In the lines below, how many hold the word "Photometric"? Answer only with the number.

■ ■ ■

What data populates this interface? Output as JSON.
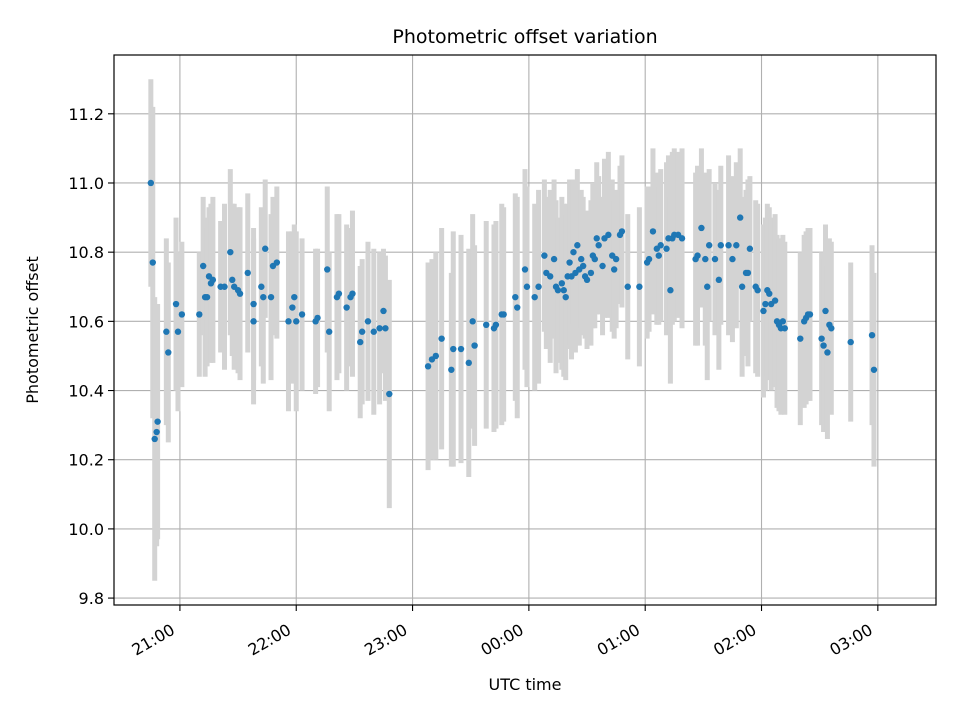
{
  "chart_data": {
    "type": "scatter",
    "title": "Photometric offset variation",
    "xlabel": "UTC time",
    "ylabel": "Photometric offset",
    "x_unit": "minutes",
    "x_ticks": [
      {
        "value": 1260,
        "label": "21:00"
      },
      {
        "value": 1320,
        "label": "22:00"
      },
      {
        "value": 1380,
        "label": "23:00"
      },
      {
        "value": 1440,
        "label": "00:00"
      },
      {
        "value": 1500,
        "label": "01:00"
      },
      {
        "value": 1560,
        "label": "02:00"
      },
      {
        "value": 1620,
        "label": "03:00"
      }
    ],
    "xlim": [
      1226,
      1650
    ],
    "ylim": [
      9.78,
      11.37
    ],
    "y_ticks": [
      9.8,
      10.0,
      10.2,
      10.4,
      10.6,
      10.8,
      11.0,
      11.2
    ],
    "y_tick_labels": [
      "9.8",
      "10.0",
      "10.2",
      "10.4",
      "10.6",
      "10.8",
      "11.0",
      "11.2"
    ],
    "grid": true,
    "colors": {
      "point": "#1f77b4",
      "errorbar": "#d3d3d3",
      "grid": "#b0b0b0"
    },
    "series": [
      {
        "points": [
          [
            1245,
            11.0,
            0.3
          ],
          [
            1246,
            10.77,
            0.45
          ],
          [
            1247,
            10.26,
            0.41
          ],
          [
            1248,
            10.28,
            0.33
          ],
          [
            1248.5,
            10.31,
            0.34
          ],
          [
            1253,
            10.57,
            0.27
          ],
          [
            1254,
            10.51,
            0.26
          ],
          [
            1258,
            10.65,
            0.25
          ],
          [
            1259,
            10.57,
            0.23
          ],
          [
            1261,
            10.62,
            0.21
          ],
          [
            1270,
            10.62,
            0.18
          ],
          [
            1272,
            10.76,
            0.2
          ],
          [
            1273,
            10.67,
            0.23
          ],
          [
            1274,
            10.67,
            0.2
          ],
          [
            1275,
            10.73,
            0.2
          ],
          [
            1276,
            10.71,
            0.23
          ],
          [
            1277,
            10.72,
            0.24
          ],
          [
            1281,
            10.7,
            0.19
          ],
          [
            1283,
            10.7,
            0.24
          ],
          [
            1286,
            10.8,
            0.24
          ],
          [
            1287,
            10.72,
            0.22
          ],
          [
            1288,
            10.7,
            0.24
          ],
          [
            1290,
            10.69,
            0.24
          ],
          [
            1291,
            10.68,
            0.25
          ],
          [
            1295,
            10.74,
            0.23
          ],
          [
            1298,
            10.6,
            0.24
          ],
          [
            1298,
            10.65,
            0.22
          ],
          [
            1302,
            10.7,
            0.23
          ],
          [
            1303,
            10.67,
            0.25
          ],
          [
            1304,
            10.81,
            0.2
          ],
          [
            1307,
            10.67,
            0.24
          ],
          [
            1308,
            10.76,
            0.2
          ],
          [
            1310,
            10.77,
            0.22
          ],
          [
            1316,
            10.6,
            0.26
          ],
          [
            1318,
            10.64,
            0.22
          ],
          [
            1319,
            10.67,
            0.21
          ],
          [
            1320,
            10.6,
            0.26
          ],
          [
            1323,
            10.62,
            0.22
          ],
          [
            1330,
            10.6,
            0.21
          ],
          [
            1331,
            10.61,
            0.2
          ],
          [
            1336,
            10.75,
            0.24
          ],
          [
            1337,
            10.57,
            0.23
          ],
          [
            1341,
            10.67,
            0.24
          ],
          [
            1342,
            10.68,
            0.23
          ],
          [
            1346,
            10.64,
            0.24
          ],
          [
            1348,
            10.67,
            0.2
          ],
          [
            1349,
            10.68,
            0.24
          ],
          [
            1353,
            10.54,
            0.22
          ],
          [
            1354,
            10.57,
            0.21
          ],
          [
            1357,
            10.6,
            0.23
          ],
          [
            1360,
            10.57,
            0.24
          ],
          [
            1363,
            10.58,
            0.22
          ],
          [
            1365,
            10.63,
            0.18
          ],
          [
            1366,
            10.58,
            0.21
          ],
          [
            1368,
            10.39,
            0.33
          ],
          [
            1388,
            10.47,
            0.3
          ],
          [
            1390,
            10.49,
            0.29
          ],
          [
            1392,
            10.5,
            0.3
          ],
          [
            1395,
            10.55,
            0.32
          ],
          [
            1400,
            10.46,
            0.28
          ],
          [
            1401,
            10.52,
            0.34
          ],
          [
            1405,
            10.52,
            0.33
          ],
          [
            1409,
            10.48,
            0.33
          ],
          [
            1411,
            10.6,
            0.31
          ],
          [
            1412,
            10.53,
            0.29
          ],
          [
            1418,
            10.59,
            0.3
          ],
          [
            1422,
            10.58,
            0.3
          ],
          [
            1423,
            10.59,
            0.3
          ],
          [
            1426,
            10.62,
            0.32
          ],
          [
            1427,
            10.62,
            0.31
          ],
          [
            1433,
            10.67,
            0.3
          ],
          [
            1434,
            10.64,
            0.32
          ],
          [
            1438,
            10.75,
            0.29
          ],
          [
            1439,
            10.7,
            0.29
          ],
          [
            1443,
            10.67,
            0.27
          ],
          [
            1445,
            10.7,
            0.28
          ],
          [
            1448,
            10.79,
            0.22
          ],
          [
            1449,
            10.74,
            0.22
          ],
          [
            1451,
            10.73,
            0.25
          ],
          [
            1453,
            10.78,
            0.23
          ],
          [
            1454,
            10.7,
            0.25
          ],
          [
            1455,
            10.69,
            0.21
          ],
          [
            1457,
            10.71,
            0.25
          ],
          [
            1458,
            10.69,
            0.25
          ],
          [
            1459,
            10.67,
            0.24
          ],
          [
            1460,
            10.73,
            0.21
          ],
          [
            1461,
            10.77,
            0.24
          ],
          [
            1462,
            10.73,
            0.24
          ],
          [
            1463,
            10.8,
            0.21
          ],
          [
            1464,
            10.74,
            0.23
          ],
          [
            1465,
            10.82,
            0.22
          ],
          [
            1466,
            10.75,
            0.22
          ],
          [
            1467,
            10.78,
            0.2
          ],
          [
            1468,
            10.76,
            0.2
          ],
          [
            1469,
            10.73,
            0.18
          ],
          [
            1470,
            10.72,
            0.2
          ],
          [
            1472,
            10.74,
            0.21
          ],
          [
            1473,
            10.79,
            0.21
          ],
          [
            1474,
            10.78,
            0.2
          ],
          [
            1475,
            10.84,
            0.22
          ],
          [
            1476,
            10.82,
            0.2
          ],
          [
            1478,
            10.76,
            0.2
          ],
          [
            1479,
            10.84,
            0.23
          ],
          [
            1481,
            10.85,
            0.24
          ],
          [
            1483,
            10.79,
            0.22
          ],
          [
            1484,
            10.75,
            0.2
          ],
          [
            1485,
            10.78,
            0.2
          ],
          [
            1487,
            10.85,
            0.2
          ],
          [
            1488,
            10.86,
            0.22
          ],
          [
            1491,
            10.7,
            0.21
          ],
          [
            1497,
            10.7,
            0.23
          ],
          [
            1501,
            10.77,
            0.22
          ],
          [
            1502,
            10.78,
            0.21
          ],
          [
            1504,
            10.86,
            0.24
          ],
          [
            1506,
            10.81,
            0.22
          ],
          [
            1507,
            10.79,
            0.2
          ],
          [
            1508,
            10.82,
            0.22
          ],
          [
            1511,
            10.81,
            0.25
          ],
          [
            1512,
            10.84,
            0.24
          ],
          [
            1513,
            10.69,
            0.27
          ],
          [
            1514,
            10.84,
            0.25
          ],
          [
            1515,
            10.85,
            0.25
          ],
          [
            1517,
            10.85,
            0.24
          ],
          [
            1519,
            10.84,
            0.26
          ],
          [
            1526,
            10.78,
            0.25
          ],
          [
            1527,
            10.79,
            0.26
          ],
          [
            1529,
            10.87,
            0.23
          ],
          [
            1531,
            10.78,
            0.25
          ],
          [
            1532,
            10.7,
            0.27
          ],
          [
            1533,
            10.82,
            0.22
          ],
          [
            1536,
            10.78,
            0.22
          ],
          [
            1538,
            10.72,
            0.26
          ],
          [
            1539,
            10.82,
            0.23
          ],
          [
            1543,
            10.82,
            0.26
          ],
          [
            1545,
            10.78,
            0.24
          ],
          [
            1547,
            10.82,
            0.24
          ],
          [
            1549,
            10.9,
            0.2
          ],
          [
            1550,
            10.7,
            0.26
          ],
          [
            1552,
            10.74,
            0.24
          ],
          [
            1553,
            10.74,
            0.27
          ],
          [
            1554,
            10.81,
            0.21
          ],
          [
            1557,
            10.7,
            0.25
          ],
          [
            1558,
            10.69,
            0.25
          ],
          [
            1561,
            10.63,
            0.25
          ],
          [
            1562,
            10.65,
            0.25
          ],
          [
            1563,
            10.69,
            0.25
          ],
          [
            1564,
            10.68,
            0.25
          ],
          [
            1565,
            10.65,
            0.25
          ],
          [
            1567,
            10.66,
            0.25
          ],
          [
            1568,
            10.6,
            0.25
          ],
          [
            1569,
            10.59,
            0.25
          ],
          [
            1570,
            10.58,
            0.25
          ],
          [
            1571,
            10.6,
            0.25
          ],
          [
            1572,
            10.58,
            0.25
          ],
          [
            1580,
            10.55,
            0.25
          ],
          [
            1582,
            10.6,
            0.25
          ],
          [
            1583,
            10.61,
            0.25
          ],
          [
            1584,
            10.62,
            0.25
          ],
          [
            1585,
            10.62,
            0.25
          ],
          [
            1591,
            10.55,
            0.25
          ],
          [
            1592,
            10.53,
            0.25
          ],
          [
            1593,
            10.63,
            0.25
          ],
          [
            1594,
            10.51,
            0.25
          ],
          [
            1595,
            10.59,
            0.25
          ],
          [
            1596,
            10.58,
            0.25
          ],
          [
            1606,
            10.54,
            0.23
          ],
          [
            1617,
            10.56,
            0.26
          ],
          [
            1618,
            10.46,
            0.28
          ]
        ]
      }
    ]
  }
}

■ ■ ■

» FINAL RESULT:
2